- _WHAT YOU WILL DO_: Count the lines containing "image" in the entries underneath, and state that count without anything else.

[Dataset listings of figures]
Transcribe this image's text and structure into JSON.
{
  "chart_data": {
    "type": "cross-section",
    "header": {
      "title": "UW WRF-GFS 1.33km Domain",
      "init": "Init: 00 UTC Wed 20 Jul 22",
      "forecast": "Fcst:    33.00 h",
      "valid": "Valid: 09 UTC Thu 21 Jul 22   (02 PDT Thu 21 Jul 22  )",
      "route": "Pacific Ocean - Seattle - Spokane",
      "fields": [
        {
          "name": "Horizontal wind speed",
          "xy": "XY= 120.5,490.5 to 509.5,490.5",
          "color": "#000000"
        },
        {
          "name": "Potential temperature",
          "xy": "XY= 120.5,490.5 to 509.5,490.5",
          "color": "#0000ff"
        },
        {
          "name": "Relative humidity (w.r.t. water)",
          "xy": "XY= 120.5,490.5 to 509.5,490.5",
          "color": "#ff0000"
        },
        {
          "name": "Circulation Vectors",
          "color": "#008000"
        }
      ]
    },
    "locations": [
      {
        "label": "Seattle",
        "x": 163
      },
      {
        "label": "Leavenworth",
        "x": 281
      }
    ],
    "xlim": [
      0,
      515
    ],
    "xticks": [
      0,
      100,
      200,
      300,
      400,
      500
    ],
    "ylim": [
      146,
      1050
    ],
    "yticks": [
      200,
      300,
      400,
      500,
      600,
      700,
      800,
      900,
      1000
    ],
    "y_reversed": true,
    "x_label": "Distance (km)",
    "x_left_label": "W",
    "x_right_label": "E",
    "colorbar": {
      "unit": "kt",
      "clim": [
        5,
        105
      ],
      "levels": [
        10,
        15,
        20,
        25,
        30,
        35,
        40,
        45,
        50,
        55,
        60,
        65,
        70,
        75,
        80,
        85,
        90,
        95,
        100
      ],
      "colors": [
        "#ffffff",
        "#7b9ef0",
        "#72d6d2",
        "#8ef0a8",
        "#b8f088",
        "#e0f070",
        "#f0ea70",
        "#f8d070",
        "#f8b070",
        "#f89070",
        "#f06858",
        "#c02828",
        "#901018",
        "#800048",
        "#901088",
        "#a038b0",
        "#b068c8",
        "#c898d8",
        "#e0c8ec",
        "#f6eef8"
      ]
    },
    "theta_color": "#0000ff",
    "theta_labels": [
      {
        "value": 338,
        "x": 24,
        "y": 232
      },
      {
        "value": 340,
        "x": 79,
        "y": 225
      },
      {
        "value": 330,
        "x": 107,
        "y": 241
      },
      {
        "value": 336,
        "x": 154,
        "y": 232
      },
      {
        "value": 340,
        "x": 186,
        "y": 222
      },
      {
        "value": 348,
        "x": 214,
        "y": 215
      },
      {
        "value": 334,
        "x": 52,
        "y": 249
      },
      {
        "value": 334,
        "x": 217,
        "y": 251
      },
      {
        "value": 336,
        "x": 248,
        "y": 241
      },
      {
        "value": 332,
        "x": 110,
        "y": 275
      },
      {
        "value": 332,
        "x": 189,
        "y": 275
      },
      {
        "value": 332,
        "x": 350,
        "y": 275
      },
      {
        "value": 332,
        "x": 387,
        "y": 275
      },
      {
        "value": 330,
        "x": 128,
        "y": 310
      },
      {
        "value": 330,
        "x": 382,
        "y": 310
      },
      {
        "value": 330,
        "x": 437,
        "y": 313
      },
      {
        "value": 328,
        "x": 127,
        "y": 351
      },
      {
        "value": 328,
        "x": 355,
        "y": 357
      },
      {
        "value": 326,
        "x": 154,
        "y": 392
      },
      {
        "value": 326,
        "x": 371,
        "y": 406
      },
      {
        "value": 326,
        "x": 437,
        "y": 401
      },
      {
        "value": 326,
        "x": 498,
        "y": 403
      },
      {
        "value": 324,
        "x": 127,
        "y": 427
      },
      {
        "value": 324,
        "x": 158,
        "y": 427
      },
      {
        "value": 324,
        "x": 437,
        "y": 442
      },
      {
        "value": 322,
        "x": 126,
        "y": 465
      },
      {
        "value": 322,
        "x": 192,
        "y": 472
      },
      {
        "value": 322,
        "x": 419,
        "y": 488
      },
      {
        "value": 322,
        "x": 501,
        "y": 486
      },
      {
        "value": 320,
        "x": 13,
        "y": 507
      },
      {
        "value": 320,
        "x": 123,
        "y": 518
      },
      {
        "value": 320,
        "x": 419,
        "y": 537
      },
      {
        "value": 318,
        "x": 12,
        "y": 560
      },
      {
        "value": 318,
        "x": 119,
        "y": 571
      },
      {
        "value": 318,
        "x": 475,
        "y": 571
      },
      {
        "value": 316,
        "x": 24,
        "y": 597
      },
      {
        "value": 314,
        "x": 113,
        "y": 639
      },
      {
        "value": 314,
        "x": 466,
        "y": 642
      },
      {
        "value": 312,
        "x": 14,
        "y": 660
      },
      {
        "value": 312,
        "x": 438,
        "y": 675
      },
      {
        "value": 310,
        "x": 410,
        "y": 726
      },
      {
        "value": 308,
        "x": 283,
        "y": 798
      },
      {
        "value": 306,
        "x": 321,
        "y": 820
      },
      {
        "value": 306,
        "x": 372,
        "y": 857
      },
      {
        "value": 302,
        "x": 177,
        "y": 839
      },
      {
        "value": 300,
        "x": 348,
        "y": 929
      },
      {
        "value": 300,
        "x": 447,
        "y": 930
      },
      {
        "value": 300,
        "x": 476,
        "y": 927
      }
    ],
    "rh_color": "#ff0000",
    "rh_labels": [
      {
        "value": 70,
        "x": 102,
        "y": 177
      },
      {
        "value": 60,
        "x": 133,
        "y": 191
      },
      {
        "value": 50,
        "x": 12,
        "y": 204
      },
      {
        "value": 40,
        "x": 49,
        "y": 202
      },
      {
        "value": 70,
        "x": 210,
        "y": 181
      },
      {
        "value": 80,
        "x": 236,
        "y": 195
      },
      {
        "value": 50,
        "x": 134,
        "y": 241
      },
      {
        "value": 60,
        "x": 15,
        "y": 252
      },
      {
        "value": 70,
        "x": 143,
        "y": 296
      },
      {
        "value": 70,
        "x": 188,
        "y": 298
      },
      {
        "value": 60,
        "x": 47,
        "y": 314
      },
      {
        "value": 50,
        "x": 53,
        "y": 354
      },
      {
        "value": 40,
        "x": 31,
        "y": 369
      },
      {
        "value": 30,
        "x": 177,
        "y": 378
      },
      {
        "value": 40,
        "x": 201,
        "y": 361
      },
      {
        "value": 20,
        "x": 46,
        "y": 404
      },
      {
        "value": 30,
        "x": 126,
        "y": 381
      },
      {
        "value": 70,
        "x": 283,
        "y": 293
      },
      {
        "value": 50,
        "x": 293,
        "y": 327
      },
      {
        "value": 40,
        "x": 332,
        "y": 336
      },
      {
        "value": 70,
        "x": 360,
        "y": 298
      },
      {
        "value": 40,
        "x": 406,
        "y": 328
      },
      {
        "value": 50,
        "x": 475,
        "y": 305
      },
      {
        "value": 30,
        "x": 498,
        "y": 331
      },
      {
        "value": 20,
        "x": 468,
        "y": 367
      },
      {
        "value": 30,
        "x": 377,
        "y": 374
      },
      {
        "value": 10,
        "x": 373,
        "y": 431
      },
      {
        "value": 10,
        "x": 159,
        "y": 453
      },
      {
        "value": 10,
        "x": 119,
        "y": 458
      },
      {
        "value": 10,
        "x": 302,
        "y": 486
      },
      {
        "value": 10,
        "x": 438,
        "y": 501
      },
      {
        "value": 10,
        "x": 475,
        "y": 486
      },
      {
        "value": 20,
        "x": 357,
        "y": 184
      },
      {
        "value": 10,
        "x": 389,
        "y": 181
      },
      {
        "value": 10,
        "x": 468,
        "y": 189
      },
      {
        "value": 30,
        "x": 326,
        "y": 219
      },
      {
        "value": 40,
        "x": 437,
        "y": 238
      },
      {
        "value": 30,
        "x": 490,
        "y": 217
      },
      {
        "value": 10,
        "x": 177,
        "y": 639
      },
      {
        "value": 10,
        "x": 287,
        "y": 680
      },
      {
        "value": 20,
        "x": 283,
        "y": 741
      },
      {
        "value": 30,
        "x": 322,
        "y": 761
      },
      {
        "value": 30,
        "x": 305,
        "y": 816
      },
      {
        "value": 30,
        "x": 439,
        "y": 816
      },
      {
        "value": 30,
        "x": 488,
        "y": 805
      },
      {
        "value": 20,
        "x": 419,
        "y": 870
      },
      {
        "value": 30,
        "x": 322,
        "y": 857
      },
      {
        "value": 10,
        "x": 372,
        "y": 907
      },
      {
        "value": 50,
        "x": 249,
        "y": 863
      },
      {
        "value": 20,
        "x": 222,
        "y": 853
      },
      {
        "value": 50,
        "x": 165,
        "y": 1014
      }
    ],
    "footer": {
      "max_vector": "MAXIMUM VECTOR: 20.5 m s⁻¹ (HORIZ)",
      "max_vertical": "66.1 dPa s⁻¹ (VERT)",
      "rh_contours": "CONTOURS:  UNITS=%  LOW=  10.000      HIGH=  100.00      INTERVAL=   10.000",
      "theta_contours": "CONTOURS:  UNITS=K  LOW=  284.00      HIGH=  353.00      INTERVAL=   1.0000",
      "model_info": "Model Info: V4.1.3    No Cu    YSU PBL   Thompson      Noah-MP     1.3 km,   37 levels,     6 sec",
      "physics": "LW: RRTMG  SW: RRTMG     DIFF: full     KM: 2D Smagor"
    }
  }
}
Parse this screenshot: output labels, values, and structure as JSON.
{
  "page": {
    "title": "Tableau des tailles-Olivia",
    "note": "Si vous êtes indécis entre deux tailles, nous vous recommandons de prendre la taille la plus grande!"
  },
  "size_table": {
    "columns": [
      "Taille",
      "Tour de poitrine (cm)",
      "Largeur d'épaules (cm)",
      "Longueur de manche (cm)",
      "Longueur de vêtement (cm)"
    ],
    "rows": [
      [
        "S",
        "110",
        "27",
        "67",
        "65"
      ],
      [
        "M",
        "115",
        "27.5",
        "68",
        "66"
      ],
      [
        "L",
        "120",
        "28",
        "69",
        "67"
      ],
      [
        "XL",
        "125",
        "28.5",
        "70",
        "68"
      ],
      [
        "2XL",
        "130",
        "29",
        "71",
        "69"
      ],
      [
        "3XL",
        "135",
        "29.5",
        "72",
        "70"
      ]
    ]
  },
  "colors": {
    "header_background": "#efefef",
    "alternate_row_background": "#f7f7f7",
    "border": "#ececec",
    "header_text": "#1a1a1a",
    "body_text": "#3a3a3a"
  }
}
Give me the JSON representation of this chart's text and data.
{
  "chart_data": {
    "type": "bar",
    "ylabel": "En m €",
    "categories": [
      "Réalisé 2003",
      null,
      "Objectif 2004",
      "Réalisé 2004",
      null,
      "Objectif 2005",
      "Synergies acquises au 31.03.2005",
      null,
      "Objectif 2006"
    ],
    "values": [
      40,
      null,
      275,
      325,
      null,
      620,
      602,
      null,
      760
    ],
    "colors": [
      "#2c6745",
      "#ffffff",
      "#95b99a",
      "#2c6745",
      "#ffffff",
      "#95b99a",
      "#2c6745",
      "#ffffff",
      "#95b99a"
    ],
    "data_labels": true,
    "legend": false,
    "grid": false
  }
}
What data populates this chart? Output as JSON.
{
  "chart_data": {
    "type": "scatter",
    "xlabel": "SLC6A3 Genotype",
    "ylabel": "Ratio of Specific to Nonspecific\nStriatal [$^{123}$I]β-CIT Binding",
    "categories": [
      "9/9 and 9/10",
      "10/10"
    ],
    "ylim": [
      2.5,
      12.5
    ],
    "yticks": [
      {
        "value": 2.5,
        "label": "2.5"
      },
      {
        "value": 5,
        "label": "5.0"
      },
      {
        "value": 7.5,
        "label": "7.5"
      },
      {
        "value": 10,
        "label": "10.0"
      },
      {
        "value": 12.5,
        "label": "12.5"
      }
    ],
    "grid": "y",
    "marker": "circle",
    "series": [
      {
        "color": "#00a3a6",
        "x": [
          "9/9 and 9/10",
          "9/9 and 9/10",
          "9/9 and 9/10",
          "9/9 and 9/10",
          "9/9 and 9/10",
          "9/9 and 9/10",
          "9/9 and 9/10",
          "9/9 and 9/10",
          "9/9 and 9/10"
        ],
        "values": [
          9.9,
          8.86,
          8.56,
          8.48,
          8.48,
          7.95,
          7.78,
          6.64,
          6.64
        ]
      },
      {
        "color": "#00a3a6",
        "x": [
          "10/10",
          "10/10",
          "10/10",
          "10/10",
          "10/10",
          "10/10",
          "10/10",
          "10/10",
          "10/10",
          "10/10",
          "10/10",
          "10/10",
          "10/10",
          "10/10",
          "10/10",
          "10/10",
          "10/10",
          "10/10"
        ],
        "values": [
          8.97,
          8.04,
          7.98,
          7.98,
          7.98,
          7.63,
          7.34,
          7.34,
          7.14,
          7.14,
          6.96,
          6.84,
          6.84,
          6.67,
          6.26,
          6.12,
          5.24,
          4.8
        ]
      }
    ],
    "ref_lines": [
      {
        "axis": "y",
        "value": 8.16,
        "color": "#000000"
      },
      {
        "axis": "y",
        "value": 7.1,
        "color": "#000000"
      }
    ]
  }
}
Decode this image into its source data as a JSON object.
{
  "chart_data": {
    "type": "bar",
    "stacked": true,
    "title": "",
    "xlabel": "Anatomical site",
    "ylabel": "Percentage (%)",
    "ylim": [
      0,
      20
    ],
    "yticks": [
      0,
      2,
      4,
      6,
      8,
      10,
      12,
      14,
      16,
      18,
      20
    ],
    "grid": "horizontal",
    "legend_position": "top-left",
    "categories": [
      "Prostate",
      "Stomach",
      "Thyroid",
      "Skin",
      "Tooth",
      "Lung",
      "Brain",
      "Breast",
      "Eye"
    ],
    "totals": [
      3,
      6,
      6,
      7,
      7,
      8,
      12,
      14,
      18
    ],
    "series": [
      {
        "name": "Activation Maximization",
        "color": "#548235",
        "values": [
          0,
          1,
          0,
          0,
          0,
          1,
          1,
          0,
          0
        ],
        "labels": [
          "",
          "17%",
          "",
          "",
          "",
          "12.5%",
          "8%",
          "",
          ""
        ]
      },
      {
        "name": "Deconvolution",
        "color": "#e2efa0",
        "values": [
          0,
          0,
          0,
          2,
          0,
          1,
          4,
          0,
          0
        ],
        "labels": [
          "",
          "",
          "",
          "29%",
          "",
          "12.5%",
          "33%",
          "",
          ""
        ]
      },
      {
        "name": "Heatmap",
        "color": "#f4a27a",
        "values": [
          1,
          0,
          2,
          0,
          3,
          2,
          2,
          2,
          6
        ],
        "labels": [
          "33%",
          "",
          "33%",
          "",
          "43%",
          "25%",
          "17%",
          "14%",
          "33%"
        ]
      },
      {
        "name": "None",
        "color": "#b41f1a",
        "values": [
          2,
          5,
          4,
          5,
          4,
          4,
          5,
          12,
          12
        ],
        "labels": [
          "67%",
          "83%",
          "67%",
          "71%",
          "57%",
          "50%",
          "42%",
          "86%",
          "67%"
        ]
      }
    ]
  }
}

- _ANSWER TO THIS TASK_: 2